**RAW DATA:**

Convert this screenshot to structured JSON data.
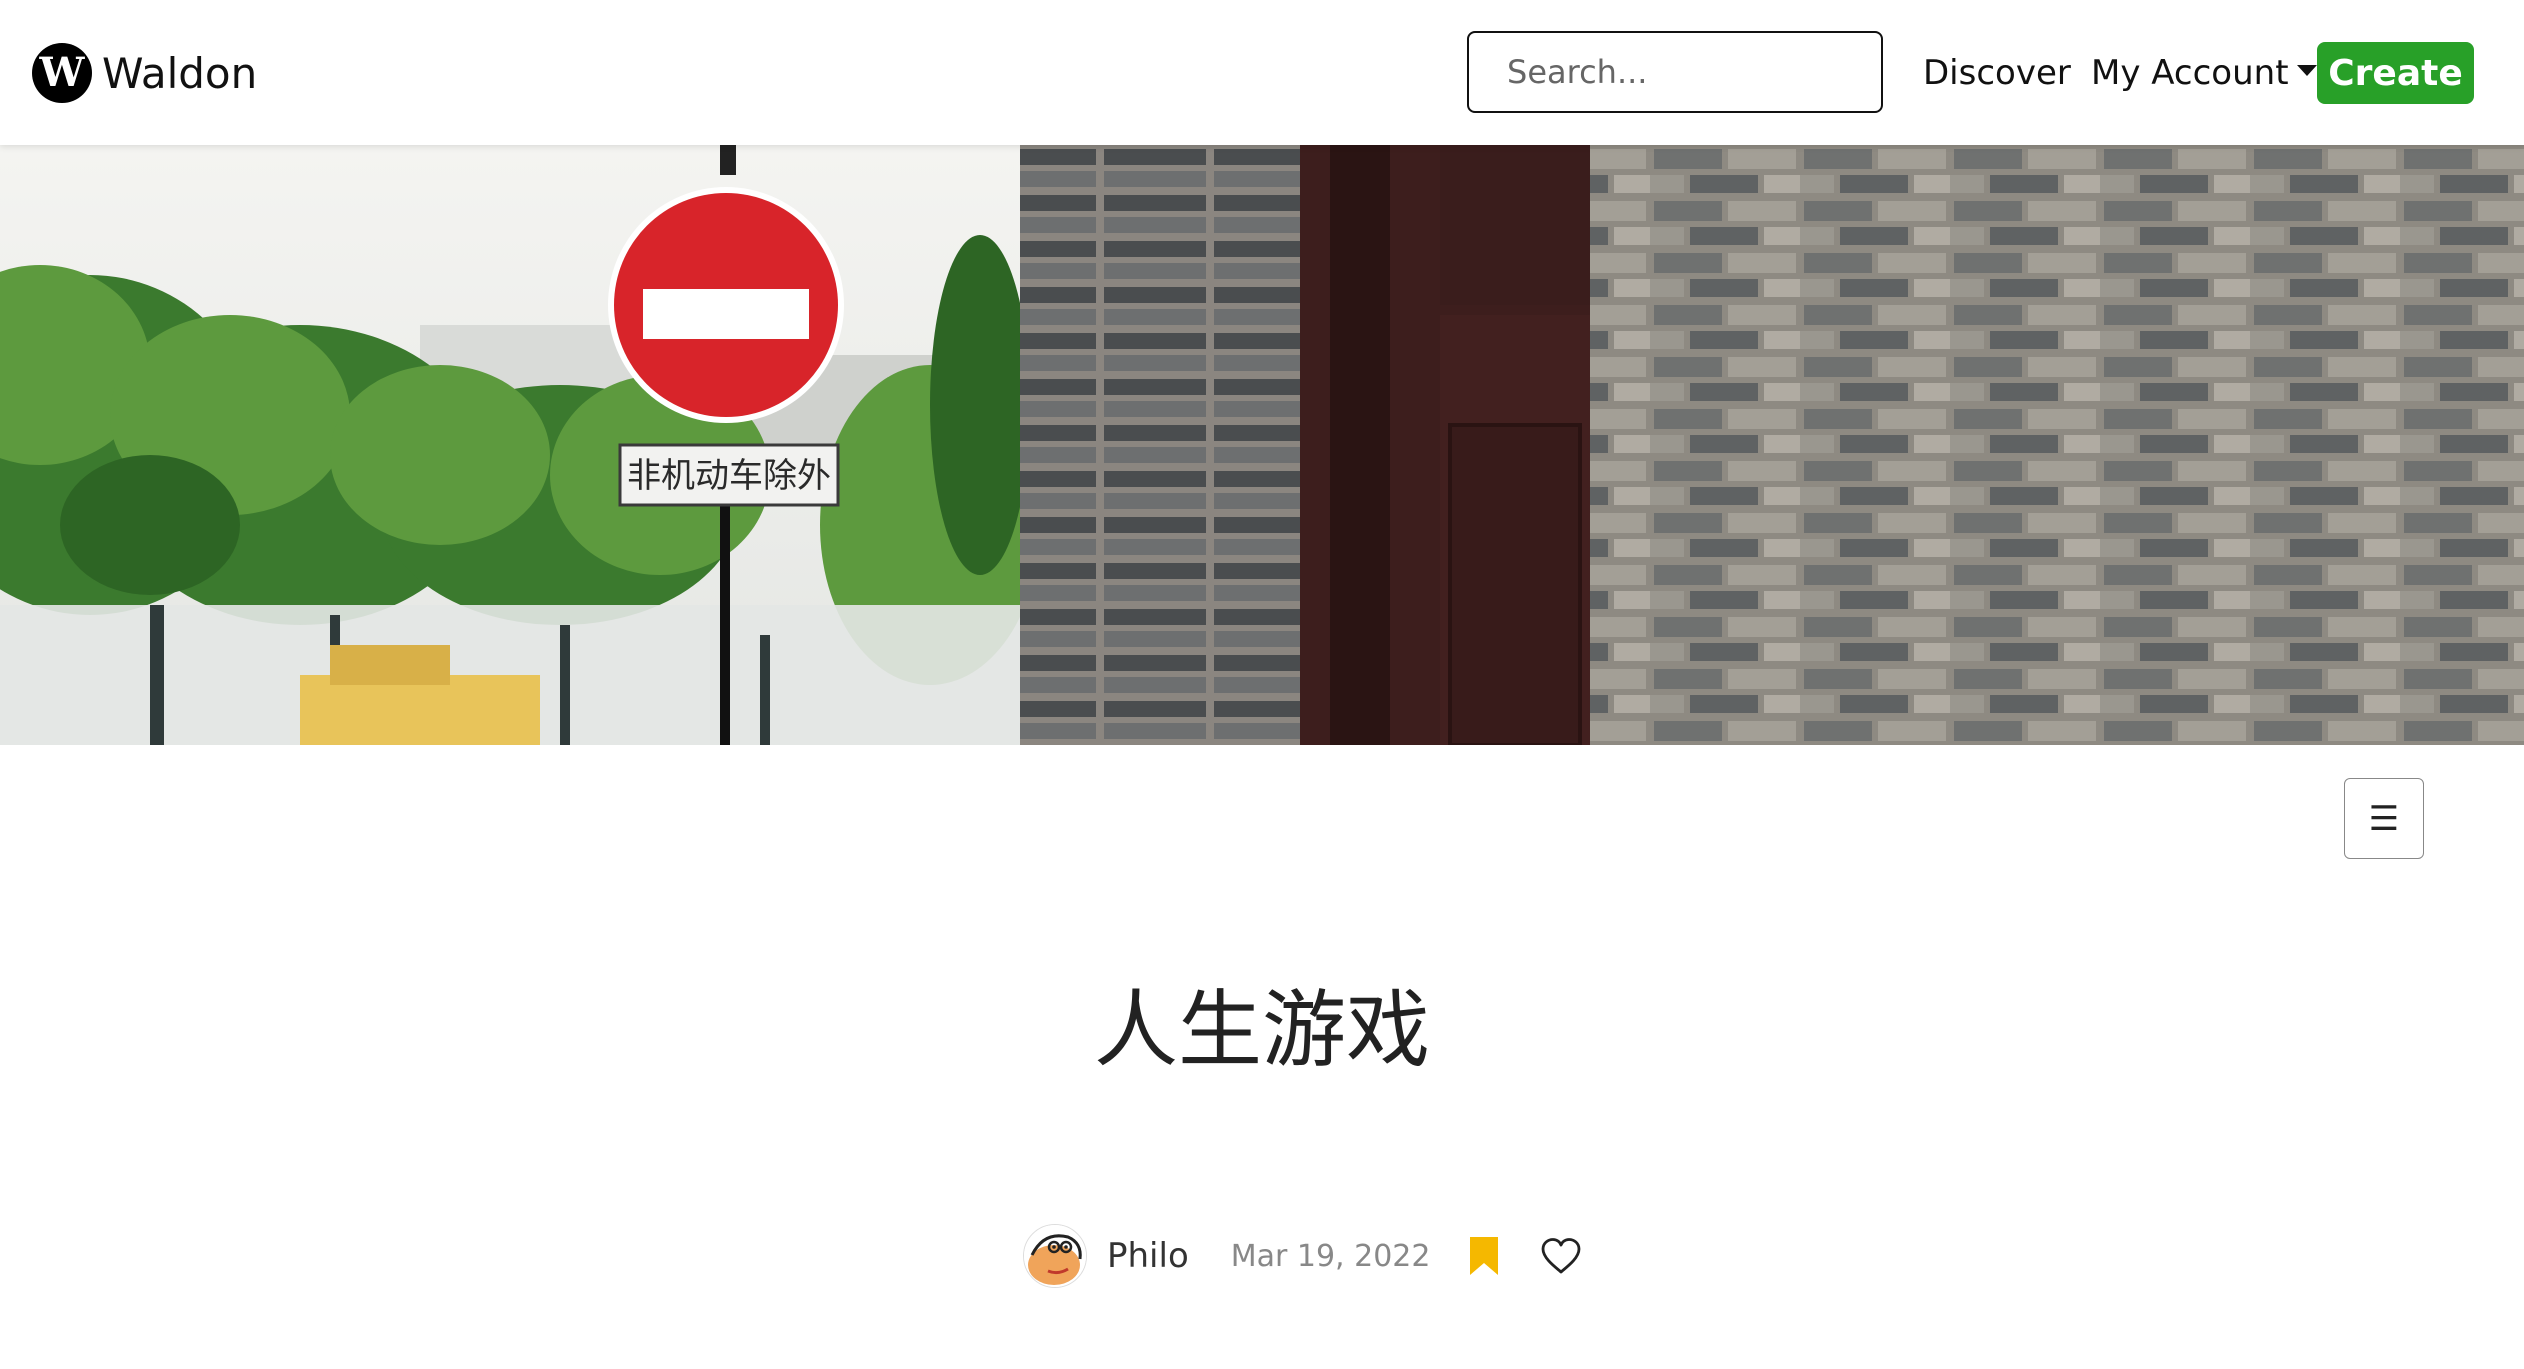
{
  "navbar": {
    "brand_initial": "W",
    "brand_name": "Waldon",
    "search_placeholder": "Search...",
    "discover_label": "Discover",
    "account_label": "My Account",
    "create_label": "Create"
  },
  "hero": {
    "sign_text": "非机动车除外"
  },
  "toc": {
    "icon": "hamburger-icon",
    "glyph": "☰"
  },
  "article": {
    "title": "人生游戏",
    "author": "Philo",
    "date": "Mar 19, 2022"
  },
  "colors": {
    "create_button": "#28a028",
    "bookmark": "#f5b800",
    "no_entry_sign": "#d8242a"
  },
  "icons": {
    "brand": "waldon-logo-icon",
    "account_caret": "caret-down-icon",
    "bookmark": "bookmark-icon",
    "like": "heart-icon"
  }
}
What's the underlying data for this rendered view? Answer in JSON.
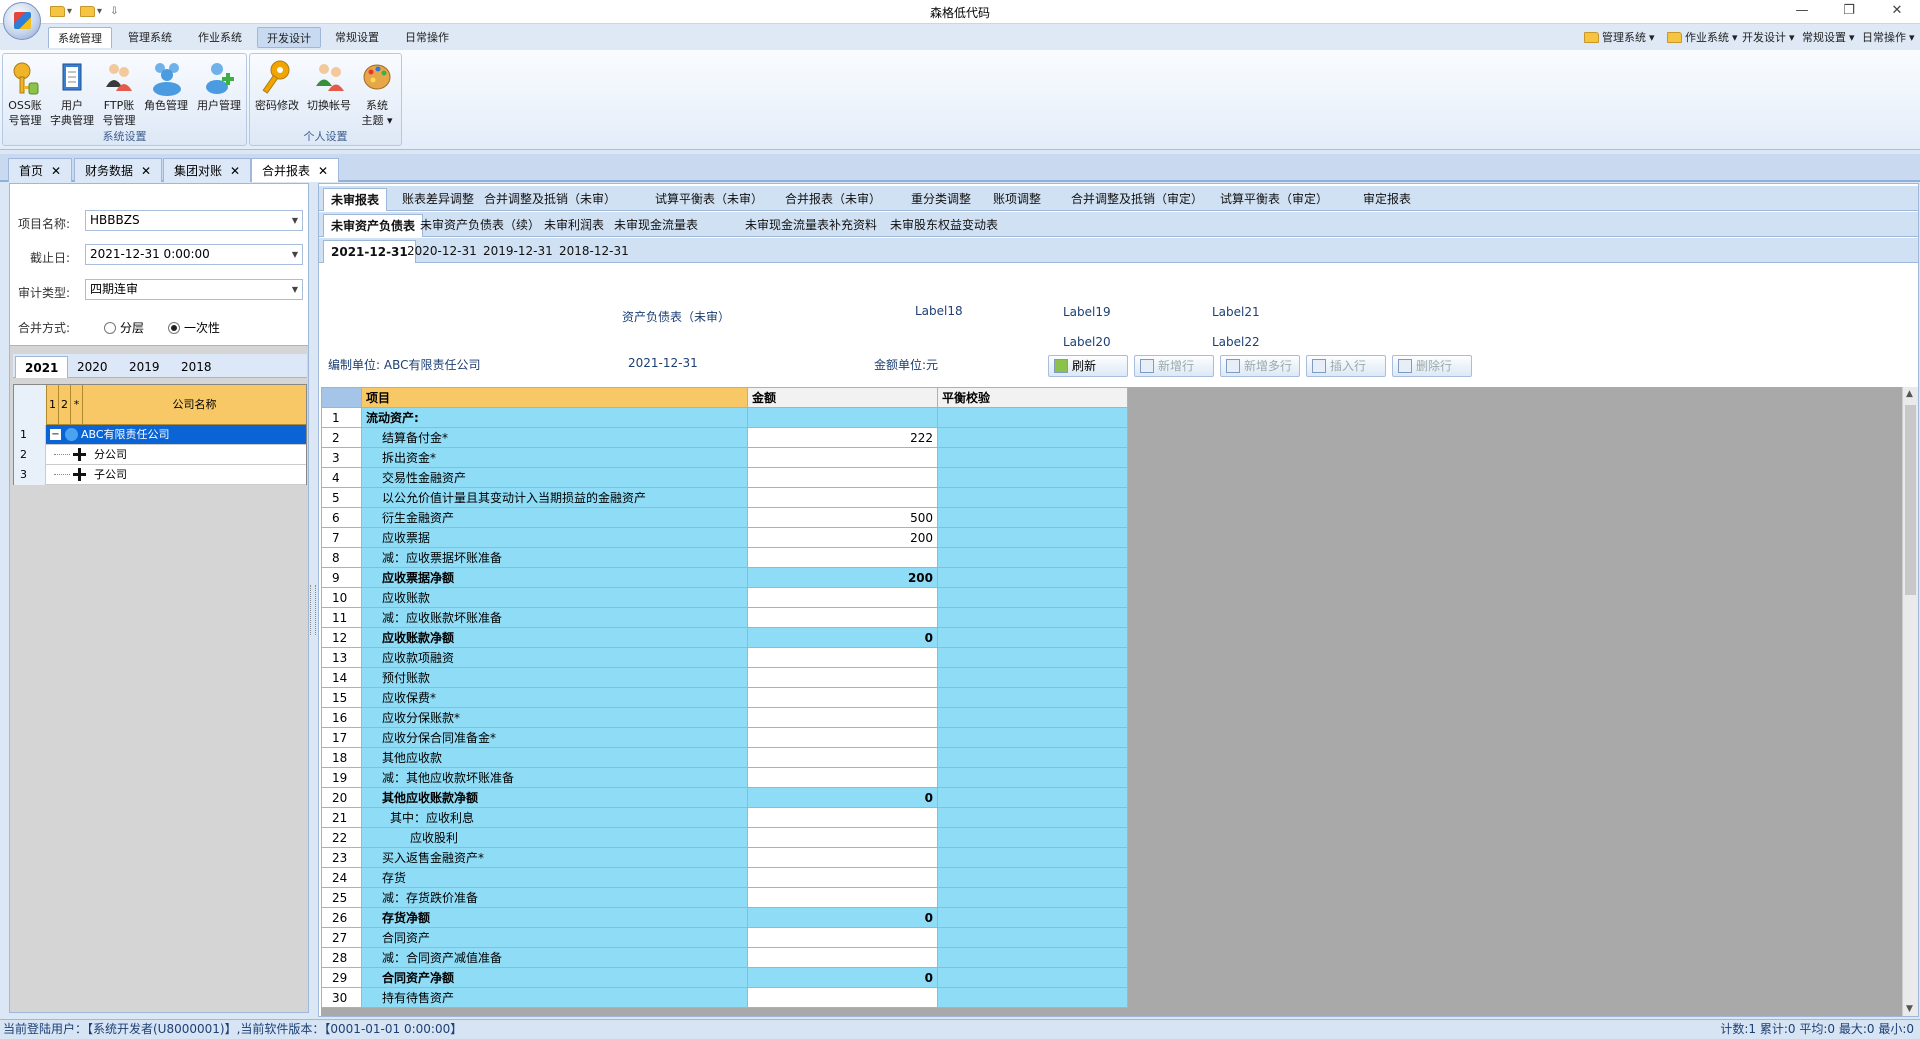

**WORK REQUIRED:**
Reproduce each record from above exactly; pictures do not belong in the copy.

**SOLUTION TO THE PROBLEM:**
Convert this screenshot to structured JSON data.
{
  "navbar": {
    "brand_initial": "W",
    "brand_name": "Waldon",
    "search_placeholder": "Search...",
    "discover_label": "Discover",
    "account_label": "My Account",
    "create_label": "Create"
  },
  "hero": {
    "sign_text": "非机动车除外"
  },
  "toc": {
    "icon": "hamburger-icon",
    "glyph": "☰"
  },
  "article": {
    "title": "人生游戏",
    "author": "Philo",
    "date": "Mar 19, 2022"
  },
  "colors": {
    "create_button": "#28a028",
    "bookmark": "#f5b800",
    "no_entry_sign": "#d8242a"
  },
  "icons": {
    "brand": "waldon-logo-icon",
    "account_caret": "caret-down-icon",
    "bookmark": "bookmark-icon",
    "like": "heart-icon"
  }
}
What's the underlying data for this rendered view? Answer in JSON.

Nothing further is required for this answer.